Figure data in JSON:
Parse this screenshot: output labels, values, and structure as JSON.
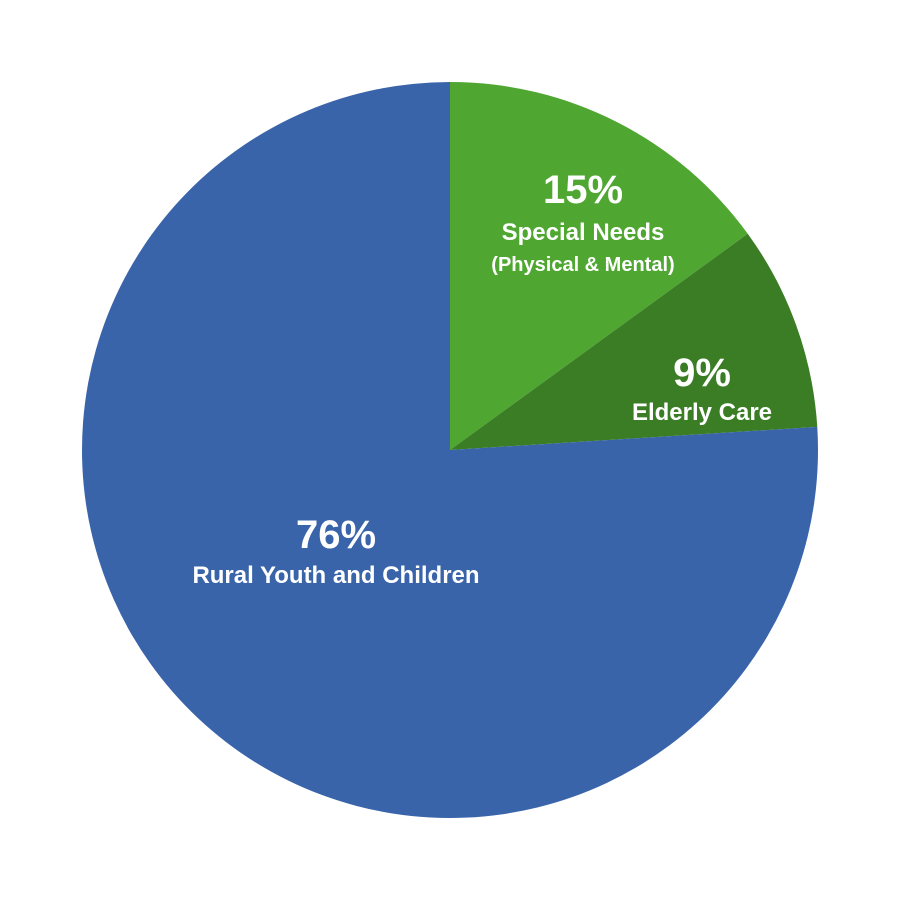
{
  "chart_data": {
    "type": "pie",
    "slices": [
      {
        "percent_label": "76%",
        "label": "Rural Youth and Children",
        "sublabel": "",
        "value": 76,
        "color": "#3a64aa"
      },
      {
        "percent_label": "15%",
        "label": "Special Needs",
        "sublabel": "(Physical & Mental)",
        "value": 15,
        "color": "#4fa732"
      },
      {
        "percent_label": "9%",
        "label": "Elderly Care",
        "sublabel": "",
        "value": 9,
        "color": "#3a7d25"
      }
    ]
  }
}
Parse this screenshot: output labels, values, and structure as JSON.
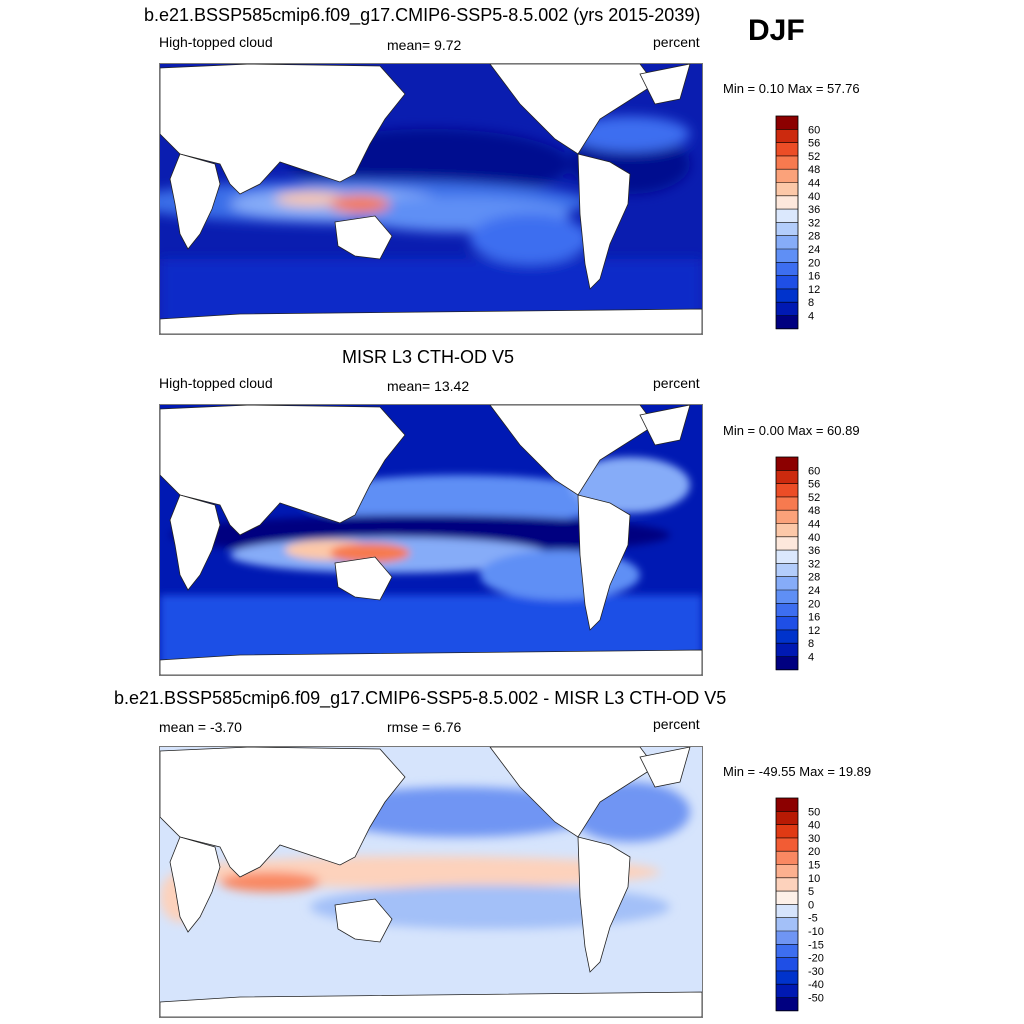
{
  "season": "DJF",
  "panels": [
    {
      "id": "model",
      "title": "b.e21.BSSP585cmip6.f09_g17.CMIP6-SSP5-8.5.002 (yrs 2015-2039)",
      "left_label": "High-topped cloud",
      "center_label": "mean=   9.72",
      "right_label": "percent",
      "minmax": "Min =   0.10 Max =  57.76",
      "colorbar": {
        "levels": [
          "4",
          "8",
          "12",
          "16",
          "20",
          "24",
          "28",
          "32",
          "36",
          "40",
          "44",
          "48",
          "52",
          "56",
          "60"
        ],
        "colors": [
          "#000080",
          "#0019b3",
          "#0033cc",
          "#1f4fe6",
          "#3d6ef0",
          "#5f8ff5",
          "#86acf8",
          "#b3cdfb",
          "#dbe8fd",
          "#fde8dc",
          "#fcc8a8",
          "#fba27a",
          "#f77a4f",
          "#ec4d26",
          "#cc2a0e",
          "#8c0000"
        ]
      }
    },
    {
      "id": "obs",
      "title": "MISR L3 CTH-OD V5",
      "left_label": "High-topped cloud",
      "center_label": "mean=  13.42",
      "right_label": "percent",
      "minmax": "Min =   0.00 Max =  60.89",
      "colorbar": {
        "levels": [
          "4",
          "8",
          "12",
          "16",
          "20",
          "24",
          "28",
          "32",
          "36",
          "40",
          "44",
          "48",
          "52",
          "56",
          "60"
        ],
        "colors": [
          "#000080",
          "#0019b3",
          "#0033cc",
          "#1f4fe6",
          "#3d6ef0",
          "#5f8ff5",
          "#86acf8",
          "#b3cdfb",
          "#dbe8fd",
          "#fde8dc",
          "#fcc8a8",
          "#fba27a",
          "#f77a4f",
          "#ec4d26",
          "#cc2a0e",
          "#8c0000"
        ]
      }
    },
    {
      "id": "diff",
      "title": "b.e21.BSSP585cmip6.f09_g17.CMIP6-SSP5-8.5.002 - MISR L3 CTH-OD V5",
      "left_label": "mean =  -3.70",
      "center_label": "rmse =   6.76",
      "right_label": "percent",
      "minmax": "Min = -49.55 Max =  19.89",
      "colorbar": {
        "levels": [
          "-50",
          "-40",
          "-30",
          "-20",
          "-15",
          "-10",
          "-5",
          "0",
          "5",
          "10",
          "15",
          "20",
          "30",
          "40",
          "50"
        ],
        "colors": [
          "#000080",
          "#0019b3",
          "#0033cc",
          "#1f4fe6",
          "#3d6ef0",
          "#6f95f3",
          "#a3c0f8",
          "#d6e4fc",
          "#fdf0e8",
          "#fdd2bc",
          "#fcb08f",
          "#f98862",
          "#f25c34",
          "#e03a14",
          "#b81a04",
          "#8c0000"
        ]
      }
    }
  ]
}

* _WHAT IS EXPECTED_
Copy out all the records exactly, excluding pictures.

* _ANSWER IN FULL_
Parse this screenshot: output labels, values, and structure as JSON.
{
  "chart_data": {
    "type": "pie",
    "slices": [
      {
        "percent_label": "76%",
        "label": "Rural Youth and Children",
        "sublabel": "",
        "value": 76,
        "color": "#3a64aa"
      },
      {
        "percent_label": "15%",
        "label": "Special Needs",
        "sublabel": "(Physical & Mental)",
        "value": 15,
        "color": "#4fa732"
      },
      {
        "percent_label": "9%",
        "label": "Elderly Care",
        "sublabel": "",
        "value": 9,
        "color": "#3a7d25"
      }
    ]
  }
}
Parse this screenshot: output labels, values, and structure as JSON.
{
  "season": "DJF",
  "panels": [
    {
      "id": "model",
      "title": "b.e21.BSSP585cmip6.f09_g17.CMIP6-SSP5-8.5.002 (yrs 2015-2039)",
      "left_label": "High-topped cloud",
      "center_label": "mean=   9.72",
      "right_label": "percent",
      "minmax": "Min =   0.10 Max =  57.76",
      "colorbar": {
        "levels": [
          "4",
          "8",
          "12",
          "16",
          "20",
          "24",
          "28",
          "32",
          "36",
          "40",
          "44",
          "48",
          "52",
          "56",
          "60"
        ],
        "colors": [
          "#000080",
          "#0019b3",
          "#0033cc",
          "#1f4fe6",
          "#3d6ef0",
          "#5f8ff5",
          "#86acf8",
          "#b3cdfb",
          "#dbe8fd",
          "#fde8dc",
          "#fcc8a8",
          "#fba27a",
          "#f77a4f",
          "#ec4d26",
          "#cc2a0e",
          "#8c0000"
        ]
      }
    },
    {
      "id": "obs",
      "title": "MISR L3 CTH-OD V5",
      "left_label": "High-topped cloud",
      "center_label": "mean=  13.42",
      "right_label": "percent",
      "minmax": "Min =   0.00 Max =  60.89",
      "colorbar": {
        "levels": [
          "4",
          "8",
          "12",
          "16",
          "20",
          "24",
          "28",
          "32",
          "36",
          "40",
          "44",
          "48",
          "52",
          "56",
          "60"
        ],
        "colors": [
          "#000080",
          "#0019b3",
          "#0033cc",
          "#1f4fe6",
          "#3d6ef0",
          "#5f8ff5",
          "#86acf8",
          "#b3cdfb",
          "#dbe8fd",
          "#fde8dc",
          "#fcc8a8",
          "#fba27a",
          "#f77a4f",
          "#ec4d26",
          "#cc2a0e",
          "#8c0000"
        ]
      }
    },
    {
      "id": "diff",
      "title": "b.e21.BSSP585cmip6.f09_g17.CMIP6-SSP5-8.5.002 - MISR L3 CTH-OD V5",
      "left_label": "mean =  -3.70",
      "center_label": "rmse =   6.76",
      "right_label": "percent",
      "minmax": "Min = -49.55 Max =  19.89",
      "colorbar": {
        "levels": [
          "-50",
          "-40",
          "-30",
          "-20",
          "-15",
          "-10",
          "-5",
          "0",
          "5",
          "10",
          "15",
          "20",
          "30",
          "40",
          "50"
        ],
        "colors": [
          "#000080",
          "#0019b3",
          "#0033cc",
          "#1f4fe6",
          "#3d6ef0",
          "#6f95f3",
          "#a3c0f8",
          "#d6e4fc",
          "#fdf0e8",
          "#fdd2bc",
          "#fcb08f",
          "#f98862",
          "#f25c34",
          "#e03a14",
          "#b81a04",
          "#8c0000"
        ]
      }
    }
  ]
}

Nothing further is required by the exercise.